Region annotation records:
■ ■ ■ ■

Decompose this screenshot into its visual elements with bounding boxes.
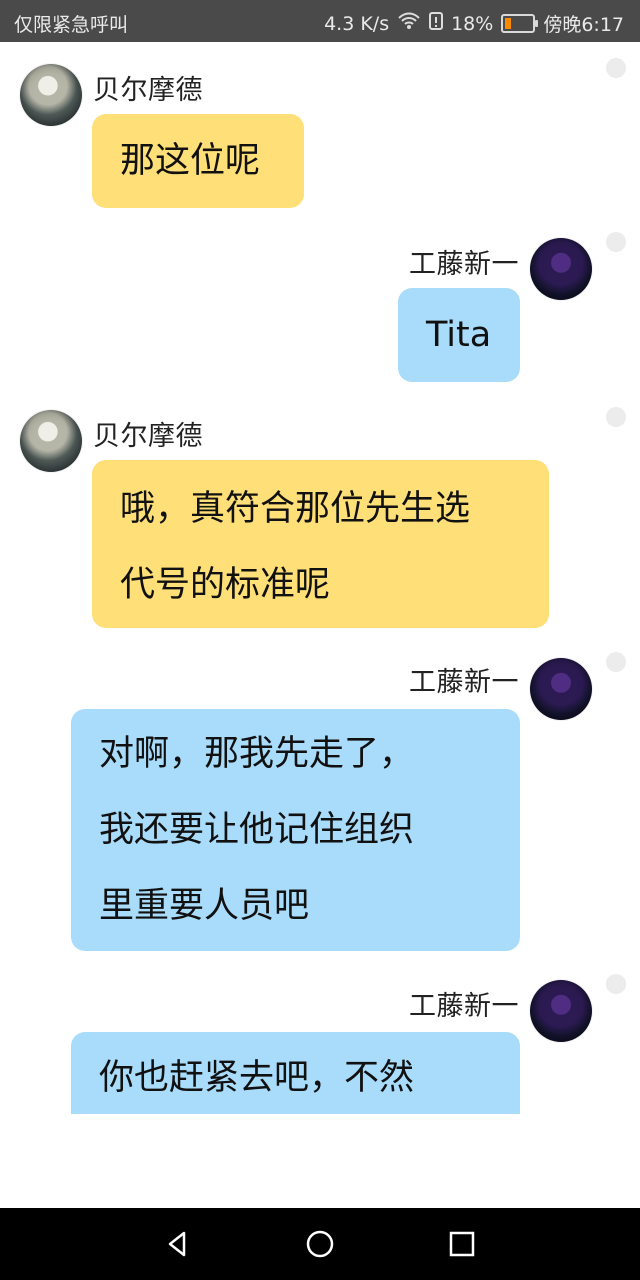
back-icon[interactable]	[160, 1226, 196, 1262]
message-row: 贝尔摩德 哦，真符合那位先生选 代号的标准呢	[0, 407, 640, 647]
avatar-shade	[20, 410, 82, 472]
status-dot	[606, 652, 626, 672]
message-line: 我还要让他记住组织	[99, 810, 415, 850]
message-bubble[interactable]: 对啊，那我先走了， 我还要让他记住组织 里重要人员吧	[71, 709, 520, 951]
sender-name: 工藤新一	[409, 991, 519, 1022]
avatar-shade	[20, 64, 82, 126]
status-dot	[606, 232, 626, 252]
status-dot	[606, 407, 626, 427]
message-row: 贝尔摩德 那这位呢	[0, 42, 640, 262]
message-line: 代号的标准呢	[120, 565, 331, 605]
status-dot	[606, 58, 626, 78]
network-speed-text: 4.3 K/s	[324, 12, 390, 35]
recents-icon[interactable]	[444, 1226, 480, 1262]
avatar-shade	[530, 238, 592, 300]
status-right-group: 4.3 K/s 18% 傍晚6:17	[324, 10, 624, 37]
sim-icon	[429, 12, 444, 35]
message-row: 工藤新一 对啊，那我先走了， 我还要让他记住组织 里重要人员吧	[0, 652, 640, 972]
message-line: 对啊，那我先走了，	[99, 734, 415, 774]
message-row: 工藤新一 Tita	[0, 232, 640, 402]
battery-icon	[501, 14, 539, 33]
avatar-shade	[530, 980, 592, 1042]
chat-message-list[interactable]: 贝尔摩德 那这位呢 工藤新一 Tita 贝尔摩德 哦，真符合那位先生选 代号的标…	[0, 42, 640, 1208]
sender-name: 贝尔摩德	[93, 421, 203, 452]
message-line: 里重要人员吧	[99, 886, 310, 926]
shinichi-avatar[interactable]	[530, 980, 592, 1042]
message-bubble[interactable]: 你也赶紧去吧，不然	[71, 1032, 520, 1114]
sender-name: 贝尔摩德	[93, 75, 203, 106]
battery-level-fill	[505, 18, 512, 29]
vermouth-avatar[interactable]	[20, 64, 82, 126]
shinichi-avatar[interactable]	[530, 238, 592, 300]
system-navigation-bar	[0, 1208, 640, 1280]
sender-name: 工藤新一	[409, 249, 519, 280]
avatar-shade	[530, 658, 592, 720]
message-bubble[interactable]: Tita	[398, 288, 520, 382]
message-row: 工藤新一 你也赶紧去吧，不然	[0, 974, 640, 1208]
message-line: 哦，真符合那位先生选	[120, 489, 471, 529]
sender-name: 工藤新一	[409, 667, 519, 698]
message-line: 你也赶紧去吧，不然	[99, 1058, 415, 1098]
message-bubble[interactable]: 哦，真符合那位先生选 代号的标准呢	[92, 460, 549, 628]
battery-percent-text: 18%	[451, 12, 494, 35]
status-bar: 仅限紧急呼叫 4.3 K/s 18% 傍晚6:17	[0, 0, 640, 42]
status-dot	[606, 974, 626, 994]
message-line: 那这位呢	[120, 141, 261, 181]
message-bubble[interactable]: 那这位呢	[92, 114, 304, 208]
vermouth-avatar[interactable]	[20, 410, 82, 472]
wifi-icon	[397, 12, 421, 35]
carrier-status-text: 仅限紧急呼叫	[14, 14, 129, 36]
clock-text: 傍晚6:17	[543, 14, 624, 36]
message-line: Tita	[426, 315, 492, 355]
home-icon[interactable]	[302, 1226, 338, 1262]
shinichi-avatar[interactable]	[530, 658, 592, 720]
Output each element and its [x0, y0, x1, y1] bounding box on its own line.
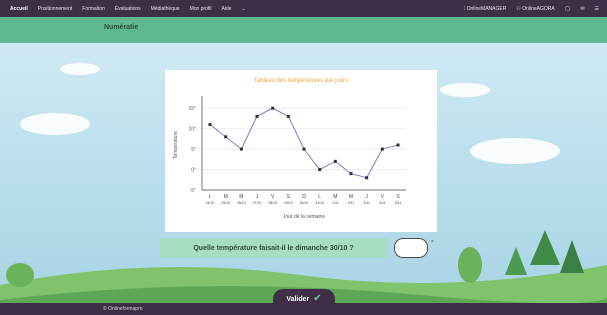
- x-tick-date: 24/10: [206, 201, 215, 205]
- data-point: [208, 123, 212, 127]
- x-tick-day: M: [333, 194, 337, 200]
- data-point: [380, 147, 384, 151]
- x-tick-day: J: [365, 194, 368, 200]
- nav-item-formation[interactable]: Formation: [82, 6, 105, 12]
- series-line: [209, 107, 399, 179]
- x-tick-day: D: [302, 194, 306, 200]
- x-tick-date: 3/11: [363, 201, 370, 205]
- x-tick-date: 4/11: [379, 201, 386, 205]
- x-tick-date: 28/10: [268, 201, 277, 205]
- cloud: [20, 113, 90, 135]
- x-tick-date: 26/10: [237, 201, 246, 205]
- x-tick-date: 1/11: [332, 201, 339, 205]
- data-point: [286, 114, 290, 118]
- x-tick-date: 30/10: [300, 201, 309, 205]
- x-axis-label: Jour de la semaine: [283, 214, 325, 220]
- checkmark-icon: ✔: [313, 293, 322, 304]
- data-point: [224, 135, 228, 139]
- top-nav-right: ⫶ OnlineMANAGER ⚇ OnlineAGORA ◯ ✉ ☰: [464, 0, 599, 17]
- nav-item-mediatheque[interactable]: Médiathèque: [151, 6, 180, 12]
- x-tick-day: V: [271, 194, 275, 200]
- chart-panel: Tableau des températures par jours 15° 10…: [165, 70, 437, 232]
- nav-item-aide[interactable]: Aide: [222, 6, 232, 12]
- x-tick-day: L: [209, 194, 212, 200]
- x-tick-date: 25/10: [221, 201, 230, 205]
- agora-link-label: OnlineAGORA: [522, 5, 555, 12]
- manager-link-label: OnlineMANAGER: [466, 5, 507, 12]
- x-tick-day: S: [287, 194, 291, 200]
- y-axis-label: Température: [173, 131, 179, 159]
- agora-link[interactable]: ⚇ OnlineAGORA: [516, 6, 554, 12]
- x-tick-date: 29/10: [284, 201, 293, 205]
- y-tick-label: -5°: [190, 188, 196, 194]
- y-tick-label: 15°: [188, 106, 196, 112]
- manager-link[interactable]: ⫶ OnlineMANAGER: [464, 6, 506, 12]
- data-point: [365, 176, 369, 180]
- top-navigation-bar: Accueil Positionnement Formation Évaluat…: [0, 0, 607, 17]
- page-title: Numératie: [104, 24, 139, 31]
- data-point: [271, 106, 275, 110]
- x-tick-day: J: [256, 194, 259, 200]
- module-header: Numératie: [0, 17, 607, 43]
- y-tick-label: 0°: [191, 168, 196, 174]
- cloud: [470, 138, 560, 164]
- x-tick-date: 31/10: [315, 201, 324, 205]
- x-tick-date: 2/11: [348, 201, 355, 205]
- data-point: [255, 114, 259, 118]
- x-tick-day: S: [396, 194, 400, 200]
- nav-item-mon-profil[interactable]: Mon profil: [190, 6, 212, 12]
- x-tick-date: 27/10: [253, 201, 262, 205]
- validate-label: Valider: [286, 295, 310, 303]
- x-tick-day: M: [224, 194, 228, 200]
- mail-icon[interactable]: ✉: [580, 6, 584, 12]
- question-prompt: Quelle température faisait-il le dimanch…: [160, 238, 387, 258]
- nav-item-positionnement[interactable]: Positionnement: [38, 6, 72, 12]
- temperature-line-chart: 15°10°5°0°-5°TempératureL24/10M25/10M26/…: [173, 96, 406, 220]
- answer-input[interactable]: [394, 238, 428, 258]
- x-tick-day: M: [349, 194, 353, 200]
- data-point: [333, 159, 337, 163]
- nav-item-evaluations[interactable]: Évaluations: [115, 6, 141, 12]
- chevron-down-icon[interactable]: ⌄: [242, 6, 246, 12]
- menu-icon[interactable]: ☰: [595, 6, 599, 12]
- nav-item-accueil[interactable]: Accueil: [10, 6, 28, 12]
- data-point: [396, 143, 400, 147]
- x-tick-day: V: [381, 194, 385, 200]
- y-tick-label: 10°: [188, 127, 196, 133]
- chat-icon[interactable]: ◯: [565, 6, 571, 12]
- main-menu: Accueil Positionnement Formation Évaluat…: [0, 6, 246, 12]
- data-point: [239, 147, 243, 151]
- validate-button[interactable]: Valider ✔: [273, 289, 335, 309]
- cloud: [60, 63, 100, 75]
- data-point: [349, 172, 353, 176]
- cloud: [440, 83, 490, 97]
- y-tick-label: 5°: [191, 147, 196, 153]
- copyright: © Onlineformapro: [103, 306, 143, 312]
- x-tick-date: 5/11: [395, 201, 402, 205]
- unit-label: °: [431, 240, 434, 247]
- x-tick-day: L: [318, 194, 321, 200]
- x-tick-day: M: [239, 194, 243, 200]
- data-point: [302, 147, 306, 151]
- data-point: [318, 168, 322, 172]
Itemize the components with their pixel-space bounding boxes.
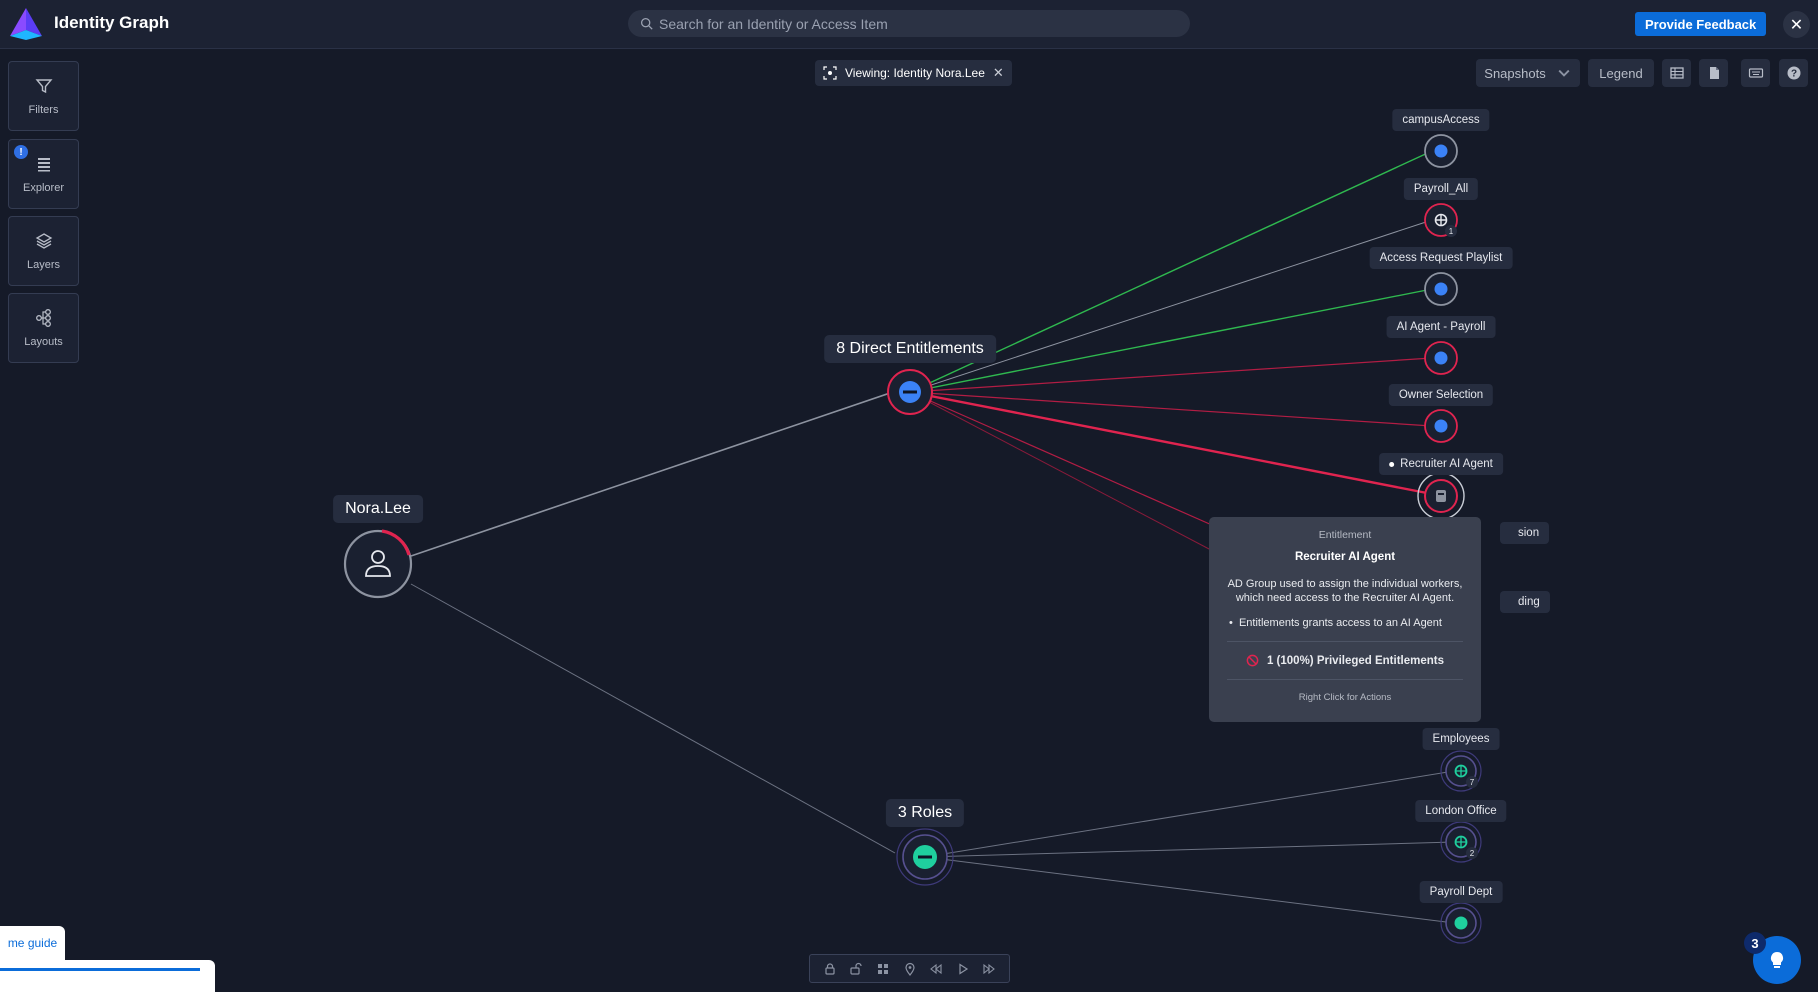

■ ■ ■ ■

▸ **STATED EXERCISE**
Edit the lines from the line with "1226, 196, 1262]" to the line with "58, 626, 78]" so that every "status-dot" reads "presence-dot", with nothing else altered. Return only those lines.

▸ **WRITTEN RESPONSE**
back-icon[interactable]	[160, 1226, 196, 1262]
message-row: 贝尔摩德 哦，真符合那位先生选 代号的标准呢	[0, 407, 640, 647]
avatar-shade	[20, 410, 82, 472]
presence-dot	[606, 652, 626, 672]
message-line: 我还要让他记住组织	[99, 810, 415, 850]
message-bubble[interactable]: 对啊，那我先走了， 我还要让他记住组织 里重要人员吧	[71, 709, 520, 951]
sender-name: 工藤新一	[409, 991, 519, 1022]
avatar-shade	[20, 64, 82, 126]
presence-dot	[606, 232, 626, 252]
presence-dot	[606, 407, 626, 427]
message-row: 贝尔摩德 那这位呢	[0, 42, 640, 262]
message-line: 代号的标准呢	[120, 565, 331, 605]
presence-dot	[606, 58, 626, 78]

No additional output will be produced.